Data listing
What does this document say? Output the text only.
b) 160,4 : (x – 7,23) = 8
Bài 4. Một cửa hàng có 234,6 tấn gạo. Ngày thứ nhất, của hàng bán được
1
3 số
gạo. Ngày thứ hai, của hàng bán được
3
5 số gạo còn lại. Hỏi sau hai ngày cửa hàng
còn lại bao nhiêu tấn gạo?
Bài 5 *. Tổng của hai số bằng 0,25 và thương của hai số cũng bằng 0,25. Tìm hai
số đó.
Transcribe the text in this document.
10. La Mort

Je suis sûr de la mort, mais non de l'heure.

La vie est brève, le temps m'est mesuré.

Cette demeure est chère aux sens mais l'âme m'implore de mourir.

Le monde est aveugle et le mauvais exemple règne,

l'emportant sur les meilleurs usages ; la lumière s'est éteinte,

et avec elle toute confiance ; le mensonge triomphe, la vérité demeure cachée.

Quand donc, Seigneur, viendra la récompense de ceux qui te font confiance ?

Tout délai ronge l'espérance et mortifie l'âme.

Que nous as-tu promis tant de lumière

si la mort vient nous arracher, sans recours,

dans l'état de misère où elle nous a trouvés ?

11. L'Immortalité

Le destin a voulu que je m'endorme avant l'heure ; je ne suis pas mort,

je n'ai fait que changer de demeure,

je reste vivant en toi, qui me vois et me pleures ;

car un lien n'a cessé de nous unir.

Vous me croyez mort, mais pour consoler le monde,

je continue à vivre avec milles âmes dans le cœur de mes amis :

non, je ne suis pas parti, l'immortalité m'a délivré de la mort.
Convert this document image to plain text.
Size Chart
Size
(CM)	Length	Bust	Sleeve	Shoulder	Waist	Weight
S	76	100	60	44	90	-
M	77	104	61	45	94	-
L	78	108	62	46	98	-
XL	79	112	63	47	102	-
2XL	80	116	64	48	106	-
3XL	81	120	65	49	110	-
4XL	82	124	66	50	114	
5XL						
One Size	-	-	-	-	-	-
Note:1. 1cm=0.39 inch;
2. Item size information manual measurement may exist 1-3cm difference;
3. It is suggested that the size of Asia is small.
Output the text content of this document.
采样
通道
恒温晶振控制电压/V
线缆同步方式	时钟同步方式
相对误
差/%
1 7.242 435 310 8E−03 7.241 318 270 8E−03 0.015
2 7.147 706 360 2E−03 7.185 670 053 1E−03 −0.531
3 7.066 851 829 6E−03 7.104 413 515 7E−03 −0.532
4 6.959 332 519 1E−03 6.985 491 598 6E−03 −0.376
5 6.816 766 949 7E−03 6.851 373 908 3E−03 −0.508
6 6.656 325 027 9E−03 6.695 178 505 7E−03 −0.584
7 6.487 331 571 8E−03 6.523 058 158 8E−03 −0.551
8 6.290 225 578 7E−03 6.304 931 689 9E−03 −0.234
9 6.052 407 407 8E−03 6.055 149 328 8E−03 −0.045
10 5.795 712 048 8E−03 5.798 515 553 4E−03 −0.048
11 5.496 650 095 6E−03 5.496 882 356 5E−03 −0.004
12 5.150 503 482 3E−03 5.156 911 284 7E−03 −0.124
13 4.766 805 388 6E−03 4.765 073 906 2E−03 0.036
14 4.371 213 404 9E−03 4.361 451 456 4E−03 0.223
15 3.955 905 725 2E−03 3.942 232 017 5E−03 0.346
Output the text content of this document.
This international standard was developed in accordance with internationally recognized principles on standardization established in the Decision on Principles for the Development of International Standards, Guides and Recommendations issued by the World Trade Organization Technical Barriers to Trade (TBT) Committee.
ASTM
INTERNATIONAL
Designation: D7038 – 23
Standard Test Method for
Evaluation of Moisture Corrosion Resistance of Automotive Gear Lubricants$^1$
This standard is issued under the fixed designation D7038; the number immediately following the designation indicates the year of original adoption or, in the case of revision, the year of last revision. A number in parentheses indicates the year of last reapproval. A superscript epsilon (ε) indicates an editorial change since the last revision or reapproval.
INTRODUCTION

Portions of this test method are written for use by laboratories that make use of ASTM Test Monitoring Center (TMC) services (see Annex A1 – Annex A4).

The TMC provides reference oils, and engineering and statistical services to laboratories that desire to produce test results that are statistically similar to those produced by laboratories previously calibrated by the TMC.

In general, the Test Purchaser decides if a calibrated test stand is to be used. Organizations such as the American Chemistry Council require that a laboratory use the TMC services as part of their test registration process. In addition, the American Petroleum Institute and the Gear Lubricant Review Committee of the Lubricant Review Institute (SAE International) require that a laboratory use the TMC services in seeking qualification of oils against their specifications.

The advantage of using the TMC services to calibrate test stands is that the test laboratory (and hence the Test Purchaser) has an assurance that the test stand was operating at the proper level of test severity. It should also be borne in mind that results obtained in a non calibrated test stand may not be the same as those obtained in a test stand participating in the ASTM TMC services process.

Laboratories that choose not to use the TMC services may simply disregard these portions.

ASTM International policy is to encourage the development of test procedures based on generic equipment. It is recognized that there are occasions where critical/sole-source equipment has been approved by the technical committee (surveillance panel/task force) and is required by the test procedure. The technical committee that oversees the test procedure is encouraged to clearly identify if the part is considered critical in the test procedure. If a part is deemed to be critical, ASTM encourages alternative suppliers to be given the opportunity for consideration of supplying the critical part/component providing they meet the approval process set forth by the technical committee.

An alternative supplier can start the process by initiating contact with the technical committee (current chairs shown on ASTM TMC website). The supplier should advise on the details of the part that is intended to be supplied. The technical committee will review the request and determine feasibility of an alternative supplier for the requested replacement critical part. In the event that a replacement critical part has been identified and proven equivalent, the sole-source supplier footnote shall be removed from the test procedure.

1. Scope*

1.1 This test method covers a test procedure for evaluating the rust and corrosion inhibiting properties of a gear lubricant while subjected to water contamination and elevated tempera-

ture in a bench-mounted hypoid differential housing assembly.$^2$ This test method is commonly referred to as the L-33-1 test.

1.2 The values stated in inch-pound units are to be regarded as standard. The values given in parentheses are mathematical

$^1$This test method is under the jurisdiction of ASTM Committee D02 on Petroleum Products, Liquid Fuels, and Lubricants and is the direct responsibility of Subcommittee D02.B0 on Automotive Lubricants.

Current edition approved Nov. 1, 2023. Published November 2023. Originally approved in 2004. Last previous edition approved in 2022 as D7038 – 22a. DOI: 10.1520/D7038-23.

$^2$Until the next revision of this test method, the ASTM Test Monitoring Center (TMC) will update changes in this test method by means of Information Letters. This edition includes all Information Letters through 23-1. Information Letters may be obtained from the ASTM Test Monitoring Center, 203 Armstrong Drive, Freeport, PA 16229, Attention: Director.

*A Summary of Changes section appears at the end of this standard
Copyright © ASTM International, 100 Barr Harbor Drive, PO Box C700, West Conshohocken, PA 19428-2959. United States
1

**Work to be completed**
Output the listing above word for word.

**Answer for the task**
What does this document say? Output the text only.
b) 160,4 : (x – 7,23) = 8
Bài 4. Một cửa hàng có 234,6 tấn gạo. Ngày thứ nhất, của hàng bán được
1
3 số
gạo. Ngày thứ hai, của hàng bán được
3
5 số gạo còn lại. Hỏi sau hai ngày cửa hàng
còn lại bao nhiêu tấn gạo?
Bài 5 *. Tổng của hai số bằng 0,25 và thương của hai số cũng bằng 0,25. Tìm hai
số đó.
Transcribe the text in this document.
10. La Mort

Je suis sûr de la mort, mais non de l'heure.

La vie est brève, le temps m'est mesuré.

Cette demeure est chère aux sens mais l'âme m'implore de mourir.

Le monde est aveugle et le mauvais exemple règne,

l'emportant sur les meilleurs usages ; la lumière s'est éteinte,

et avec elle toute confiance ; le mensonge triomphe, la vérité demeure cachée.

Quand donc, Seigneur, viendra la récompense de ceux qui te font confiance ?

Tout délai ronge l'espérance et mortifie l'âme.

Que nous as-tu promis tant de lumière

si la mort vient nous arracher, sans recours,

dans l'état de misère où elle nous a trouvés ?

11. L'Immortalité

Le destin a voulu que je m'endorme avant l'heure ; je ne suis pas mort,

je n'ai fait que changer de demeure,

je reste vivant en toi, qui me vois et me pleures ;

car un lien n'a cessé de nous unir.

Vous me croyez mort, mais pour consoler le monde,

je continue à vivre avec milles âmes dans le cœur de mes amis :

non, je ne suis pas parti, l'immortalité m'a délivré de la mort.
Convert this document image to plain text.
Size Chart
Size
(CM)	Length	Bust	Sleeve	Shoulder	Waist	Weight
S	76	100	60	44	90	-
M	77	104	61	45	94	-
L	78	108	62	46	98	-
XL	79	112	63	47	102	-
2XL	80	116	64	48	106	-
3XL	81	120	65	49	110	-
4XL	82	124	66	50	114	
5XL						
One Size	-	-	-	-	-	-
Note:1. 1cm=0.39 inch;
2. Item size information manual measurement may exist 1-3cm difference;
3. It is suggested that the size of Asia is small.
Output the text content of this document.
采样
通道
恒温晶振控制电压/V
线缆同步方式	时钟同步方式
相对误
差/%
1 7.242 435 310 8E−03 7.241 318 270 8E−03 0.015
2 7.147 706 360 2E−03 7.185 670 053 1E−03 −0.531
3 7.066 851 829 6E−03 7.104 413 515 7E−03 −0.532
4 6.959 332 519 1E−03 6.985 491 598 6E−03 −0.376
5 6.816 766 949 7E−03 6.851 373 908 3E−03 −0.508
6 6.656 325 027 9E−03 6.695 178 505 7E−03 −0.584
7 6.487 331 571 8E−03 6.523 058 158 8E−03 −0.551
8 6.290 225 578 7E−03 6.304 931 689 9E−03 −0.234
9 6.052 407 407 8E−03 6.055 149 328 8E−03 −0.045
10 5.795 712 048 8E−03 5.798 515 553 4E−03 −0.048
11 5.496 650 095 6E−03 5.496 882 356 5E−03 −0.004
12 5.150 503 482 3E−03 5.156 911 284 7E−03 −0.124
13 4.766 805 388 6E−03 4.765 073 906 2E−03 0.036
14 4.371 213 404 9E−03 4.361 451 456 4E−03 0.223
15 3.955 905 725 2E−03 3.942 232 017 5E−03 0.346
Output the text content of this document.
This international standard was developed in accordance with internationally recognized principles on standardization established in the Decision on Principles for the Development of International Standards, Guides and Recommendations issued by the World Trade Organization Technical Barriers to Trade (TBT) Committee.
ASTM
INTERNATIONAL
Designation: D7038 – 23
Standard Test Method for
Evaluation of Moisture Corrosion Resistance of Automotive Gear Lubricants$^1$
This standard is issued under the fixed designation D7038; the number immediately following the designation indicates the year of original adoption or, in the case of revision, the year of last revision. A number in parentheses indicates the year of last reapproval. A superscript epsilon (ε) indicates an editorial change since the last revision or reapproval.
INTRODUCTION

Portions of this test method are written for use by laboratories that make use of ASTM Test Monitoring Center (TMC) services (see Annex A1 – Annex A4).

The TMC provides reference oils, and engineering and statistical services to laboratories that desire to produce test results that are statistically similar to those produced by laboratories previously calibrated by the TMC.

In general, the Test Purchaser decides if a calibrated test stand is to be used. Organizations such as the American Chemistry Council require that a laboratory use the TMC services as part of their test registration process. In addition, the American Petroleum Institute and the Gear Lubricant Review Committee of the Lubricant Review Institute (SAE International) require that a laboratory use the TMC services in seeking qualification of oils against their specifications.

The advantage of using the TMC services to calibrate test stands is that the test laboratory (and hence the Test Purchaser) has an assurance that the test stand was operating at the proper level of test severity. It should also be borne in mind that results obtained in a non calibrated test stand may not be the same as those obtained in a test stand participating in the ASTM TMC services process.

Laboratories that choose not to use the TMC services may simply disregard these portions.

ASTM International policy is to encourage the development of test procedures based on generic equipment. It is recognized that there are occasions where critical/sole-source equipment has been approved by the technical committee (surveillance panel/task force) and is required by the test procedure. The technical committee that oversees the test procedure is encouraged to clearly identify if the part is considered critical in the test procedure. If a part is deemed to be critical, ASTM encourages alternative suppliers to be given the opportunity for consideration of supplying the critical part/component providing they meet the approval process set forth by the technical committee.

An alternative supplier can start the process by initiating contact with the technical committee (current chairs shown on ASTM TMC website). The supplier should advise on the details of the part that is intended to be supplied. The technical committee will review the request and determine feasibility of an alternative supplier for the requested replacement critical part. In the event that a replacement critical part has been identified and proven equivalent, the sole-source supplier footnote shall be removed from the test procedure.

1. Scope*

1.1 This test method covers a test procedure for evaluating the rust and corrosion inhibiting properties of a gear lubricant while subjected to water contamination and elevated tempera-

ture in a bench-mounted hypoid differential housing assembly.$^2$ This test method is commonly referred to as the L-33-1 test.

1.2 The values stated in inch-pound units are to be regarded as standard. The values given in parentheses are mathematical

$^1$This test method is under the jurisdiction of ASTM Committee D02 on Petroleum Products, Liquid Fuels, and Lubricants and is the direct responsibility of Subcommittee D02.B0 on Automotive Lubricants.

Current edition approved Nov. 1, 2023. Published November 2023. Originally approved in 2004. Last previous edition approved in 2022 as D7038 – 22a. DOI: 10.1520/D7038-23.

$^2$Until the next revision of this test method, the ASTM Test Monitoring Center (TMC) will update changes in this test method by means of Information Letters. This edition includes all Information Letters through 23-1. Information Letters may be obtained from the ASTM Test Monitoring Center, 203 Armstrong Drive, Freeport, PA 16229, Attention: Director.

*A Summary of Changes section appears at the end of this standard
Copyright © ASTM International, 100 Barr Harbor Drive, PO Box C700, West Conshohocken, PA 19428-2959. United States
1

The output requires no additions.